What this task involves
Copy out the records from the line with "List each element" up to and including the line with "volume-bar — [86, 334, 89, 372]", unchanged, and return only those lines.

Extracted entries
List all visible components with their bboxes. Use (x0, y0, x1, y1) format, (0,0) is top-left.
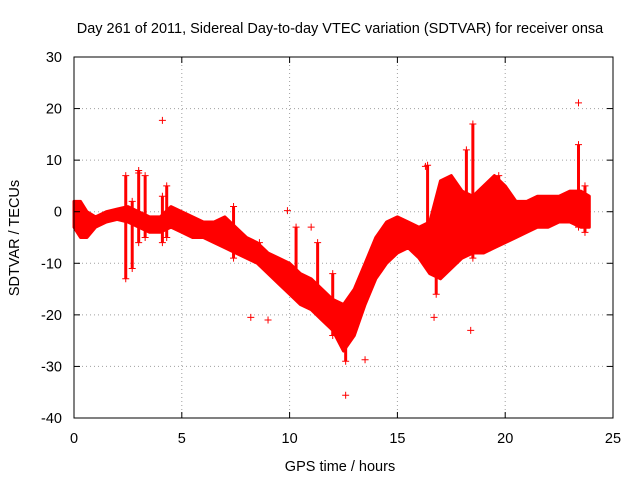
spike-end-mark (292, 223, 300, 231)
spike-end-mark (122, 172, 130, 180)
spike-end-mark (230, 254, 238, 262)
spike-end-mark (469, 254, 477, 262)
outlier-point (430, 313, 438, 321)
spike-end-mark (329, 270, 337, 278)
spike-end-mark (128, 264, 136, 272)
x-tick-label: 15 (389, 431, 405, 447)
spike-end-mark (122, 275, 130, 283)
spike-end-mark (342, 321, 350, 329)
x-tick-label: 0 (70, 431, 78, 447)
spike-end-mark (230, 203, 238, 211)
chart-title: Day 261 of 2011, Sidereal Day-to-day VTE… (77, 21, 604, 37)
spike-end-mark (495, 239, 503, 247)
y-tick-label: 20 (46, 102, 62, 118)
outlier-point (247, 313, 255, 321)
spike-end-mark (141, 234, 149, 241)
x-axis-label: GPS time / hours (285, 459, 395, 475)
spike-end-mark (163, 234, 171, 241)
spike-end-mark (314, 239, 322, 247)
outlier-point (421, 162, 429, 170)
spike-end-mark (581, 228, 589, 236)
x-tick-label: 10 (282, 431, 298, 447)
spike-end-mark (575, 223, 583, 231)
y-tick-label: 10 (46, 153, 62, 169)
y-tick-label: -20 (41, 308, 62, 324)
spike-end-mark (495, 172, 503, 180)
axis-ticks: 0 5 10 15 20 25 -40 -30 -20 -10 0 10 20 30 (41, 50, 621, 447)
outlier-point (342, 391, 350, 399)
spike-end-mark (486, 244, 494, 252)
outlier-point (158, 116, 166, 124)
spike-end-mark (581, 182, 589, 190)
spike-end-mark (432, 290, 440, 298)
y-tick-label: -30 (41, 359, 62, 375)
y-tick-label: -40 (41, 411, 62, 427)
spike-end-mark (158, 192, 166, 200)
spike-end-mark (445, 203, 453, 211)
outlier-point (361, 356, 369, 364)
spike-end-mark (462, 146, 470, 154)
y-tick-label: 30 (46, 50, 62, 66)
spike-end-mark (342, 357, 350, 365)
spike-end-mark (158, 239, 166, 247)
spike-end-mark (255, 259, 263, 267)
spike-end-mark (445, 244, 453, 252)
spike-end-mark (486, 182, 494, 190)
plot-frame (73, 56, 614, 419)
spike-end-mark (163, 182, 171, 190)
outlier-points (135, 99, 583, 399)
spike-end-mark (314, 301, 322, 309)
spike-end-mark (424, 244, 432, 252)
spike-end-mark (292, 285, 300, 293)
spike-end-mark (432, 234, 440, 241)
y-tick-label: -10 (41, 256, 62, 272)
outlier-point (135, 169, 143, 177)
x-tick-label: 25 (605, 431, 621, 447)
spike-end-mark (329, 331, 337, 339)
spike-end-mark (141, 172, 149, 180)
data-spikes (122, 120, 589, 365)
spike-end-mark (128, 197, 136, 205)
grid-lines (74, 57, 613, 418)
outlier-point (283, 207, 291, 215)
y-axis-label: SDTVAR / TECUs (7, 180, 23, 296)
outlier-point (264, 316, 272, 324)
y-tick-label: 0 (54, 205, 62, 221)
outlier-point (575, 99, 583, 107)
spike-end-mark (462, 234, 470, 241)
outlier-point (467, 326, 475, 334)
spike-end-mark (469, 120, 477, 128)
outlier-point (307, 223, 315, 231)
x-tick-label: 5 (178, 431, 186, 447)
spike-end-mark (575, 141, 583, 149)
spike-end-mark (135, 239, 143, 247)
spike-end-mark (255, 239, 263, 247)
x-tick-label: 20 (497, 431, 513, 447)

==

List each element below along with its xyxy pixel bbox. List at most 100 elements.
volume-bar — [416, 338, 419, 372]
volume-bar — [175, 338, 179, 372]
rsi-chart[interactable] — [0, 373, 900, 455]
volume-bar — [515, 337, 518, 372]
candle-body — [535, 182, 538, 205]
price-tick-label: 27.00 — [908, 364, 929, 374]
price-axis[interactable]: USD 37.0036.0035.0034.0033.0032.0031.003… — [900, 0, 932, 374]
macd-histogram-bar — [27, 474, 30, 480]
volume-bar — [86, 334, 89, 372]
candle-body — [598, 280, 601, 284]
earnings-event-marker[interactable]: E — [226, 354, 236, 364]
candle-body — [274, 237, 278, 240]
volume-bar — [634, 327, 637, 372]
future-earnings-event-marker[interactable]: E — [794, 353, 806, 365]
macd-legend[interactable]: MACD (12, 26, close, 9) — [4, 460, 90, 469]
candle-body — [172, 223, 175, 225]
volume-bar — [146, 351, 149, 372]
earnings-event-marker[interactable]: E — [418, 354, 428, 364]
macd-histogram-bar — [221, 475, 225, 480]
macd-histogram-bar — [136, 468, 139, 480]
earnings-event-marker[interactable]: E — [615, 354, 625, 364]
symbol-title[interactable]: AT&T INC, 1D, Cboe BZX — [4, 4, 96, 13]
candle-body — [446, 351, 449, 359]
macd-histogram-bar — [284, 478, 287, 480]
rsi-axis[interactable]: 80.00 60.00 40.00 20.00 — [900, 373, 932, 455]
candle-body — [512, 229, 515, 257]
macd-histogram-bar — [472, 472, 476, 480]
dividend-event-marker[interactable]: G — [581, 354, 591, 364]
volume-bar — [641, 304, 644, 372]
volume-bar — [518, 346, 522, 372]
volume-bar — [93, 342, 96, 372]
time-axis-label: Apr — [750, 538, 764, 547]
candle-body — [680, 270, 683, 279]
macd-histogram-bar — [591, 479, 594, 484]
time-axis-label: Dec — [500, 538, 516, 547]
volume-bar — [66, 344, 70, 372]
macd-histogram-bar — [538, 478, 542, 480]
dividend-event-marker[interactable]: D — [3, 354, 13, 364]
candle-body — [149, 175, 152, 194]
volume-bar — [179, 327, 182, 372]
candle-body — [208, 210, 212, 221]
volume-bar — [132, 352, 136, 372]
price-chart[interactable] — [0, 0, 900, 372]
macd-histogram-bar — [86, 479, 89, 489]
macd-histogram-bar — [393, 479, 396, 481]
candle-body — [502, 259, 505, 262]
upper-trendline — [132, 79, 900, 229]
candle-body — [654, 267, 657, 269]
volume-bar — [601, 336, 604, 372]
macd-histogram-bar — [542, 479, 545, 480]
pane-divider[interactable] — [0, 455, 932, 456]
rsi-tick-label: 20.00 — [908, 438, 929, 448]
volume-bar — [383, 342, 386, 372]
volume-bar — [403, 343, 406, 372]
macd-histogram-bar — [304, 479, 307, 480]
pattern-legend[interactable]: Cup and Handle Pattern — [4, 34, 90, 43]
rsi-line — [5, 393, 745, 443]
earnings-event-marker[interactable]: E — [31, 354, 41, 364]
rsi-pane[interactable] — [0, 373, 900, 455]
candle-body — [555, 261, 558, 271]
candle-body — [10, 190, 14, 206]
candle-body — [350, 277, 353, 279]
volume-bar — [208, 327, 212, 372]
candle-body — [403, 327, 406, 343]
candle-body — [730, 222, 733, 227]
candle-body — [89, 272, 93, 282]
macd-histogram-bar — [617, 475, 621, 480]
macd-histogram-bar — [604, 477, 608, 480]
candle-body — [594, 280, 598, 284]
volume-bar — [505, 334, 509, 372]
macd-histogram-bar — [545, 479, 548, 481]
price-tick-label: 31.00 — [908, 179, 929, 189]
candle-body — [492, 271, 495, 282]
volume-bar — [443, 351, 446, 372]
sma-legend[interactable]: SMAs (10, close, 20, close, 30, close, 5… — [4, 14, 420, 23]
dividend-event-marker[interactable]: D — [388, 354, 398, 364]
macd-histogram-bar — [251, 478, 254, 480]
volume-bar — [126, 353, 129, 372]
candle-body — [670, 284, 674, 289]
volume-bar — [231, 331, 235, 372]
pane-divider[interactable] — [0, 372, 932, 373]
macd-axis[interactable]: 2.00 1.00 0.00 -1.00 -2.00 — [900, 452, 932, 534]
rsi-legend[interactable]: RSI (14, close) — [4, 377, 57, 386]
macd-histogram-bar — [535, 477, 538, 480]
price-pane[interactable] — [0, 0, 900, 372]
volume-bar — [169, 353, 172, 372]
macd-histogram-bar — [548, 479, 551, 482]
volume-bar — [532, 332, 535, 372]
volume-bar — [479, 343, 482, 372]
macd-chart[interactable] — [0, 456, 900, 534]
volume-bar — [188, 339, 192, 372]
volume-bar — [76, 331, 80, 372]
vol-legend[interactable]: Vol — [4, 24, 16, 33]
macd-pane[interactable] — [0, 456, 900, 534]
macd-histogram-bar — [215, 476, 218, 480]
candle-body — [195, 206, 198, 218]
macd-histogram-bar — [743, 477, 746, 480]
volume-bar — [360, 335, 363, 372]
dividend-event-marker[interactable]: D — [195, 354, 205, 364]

==

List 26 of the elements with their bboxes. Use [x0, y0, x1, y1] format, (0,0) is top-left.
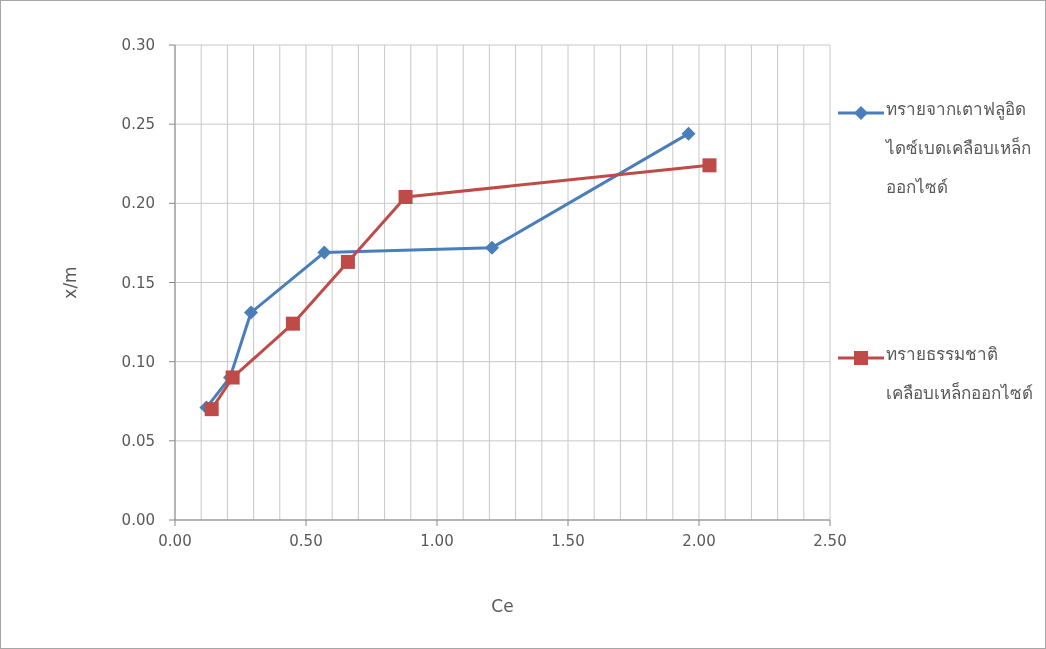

Solution to this problem
List each element below along with its xyxy pixel bbox. List at most 100 elements.
volume-bar — [416, 338, 419, 372]
volume-bar — [175, 338, 179, 372]
rsi-chart[interactable] — [0, 373, 900, 455]
volume-bar — [515, 337, 518, 372]
candle-body — [535, 182, 538, 205]
price-tick-label: 27.00 — [908, 364, 929, 374]
price-axis[interactable]: USD 37.0036.0035.0034.0033.0032.0031.003… — [900, 0, 932, 374]
macd-histogram-bar — [27, 474, 30, 480]
volume-bar — [86, 334, 89, 372]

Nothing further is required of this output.